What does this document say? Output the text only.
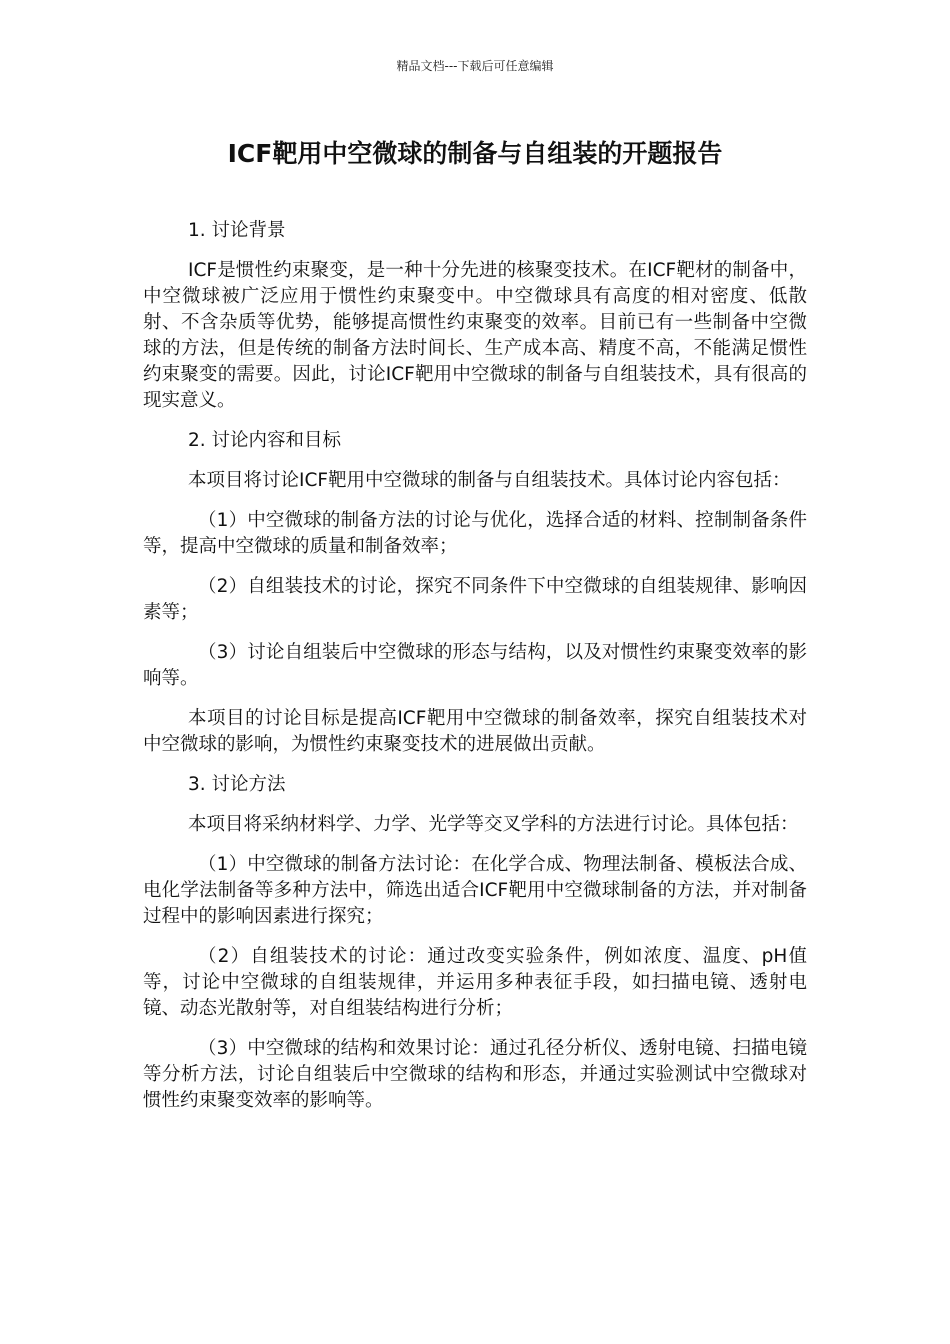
精品文档---下载后可任意编辑
ICF靶用中空微球的制备与自组装的开题报告
1. 讨论背景

ICF是惯性约束聚变，是一种十分先进的核聚变技术。在ICF靶材的制备中，中空微球被广泛应用于惯性约束聚变中。中空微球具有高度的相对密度、低散射、不含杂质等优势，能够提高惯性约束聚变的效率。目前已有一些制备中空微球的方法，但是传统的制备方法时间长、生产成本高、精度不高，不能满足惯性约束聚变的需要。因此，讨论ICF靶用中空微球的制备与自组装技术，具有很高的现实意义。

2. 讨论内容和目标

本项目将讨论ICF靶用中空微球的制备与自组装技术。具体讨论内容包括：

（1）中空微球的制备方法的讨论与优化，选择合适的材料、控制制备条件等，提高中空微球的质量和制备效率；

（2）自组装技术的讨论，探究不同条件下中空微球的自组装规律、影响因素等；

（3）讨论自组装后中空微球的形态与结构，以及对惯性约束聚变效率的影响等。

本项目的讨论目标是提高ICF靶用中空微球的制备效率，探究自组装技术对中空微球的影响，为惯性约束聚变技术的进展做出贡献。

3. 讨论方法

本项目将采纳材料学、力学、光学等交叉学科的方法进行讨论。具体包括：

（1）中空微球的制备方法讨论：在化学合成、物理法制备、模板法合成、电化学法制备等多种方法中，筛选出适合ICF靶用中空微球制备的方法，并对制备过程中的影响因素进行探究；

（2）自组装技术的讨论：通过改变实验条件，例如浓度、温度、pH值等，讨论中空微球的自组装规律，并运用多种表征手段，如扫描电镜、透射电镜、动态光散射等，对自组装结构进行分析；

（3）中空微球的结构和效果讨论：通过孔径分析仪、透射电镜、扫描电镜等分析方法，讨论自组装后中空微球的结构和形态，并通过实验测试中空微球对惯性约束聚变效率的影响等。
──────────────────────────────
Lines containing the word "透射电镜" are to be counted in the listing; state their number alone.

2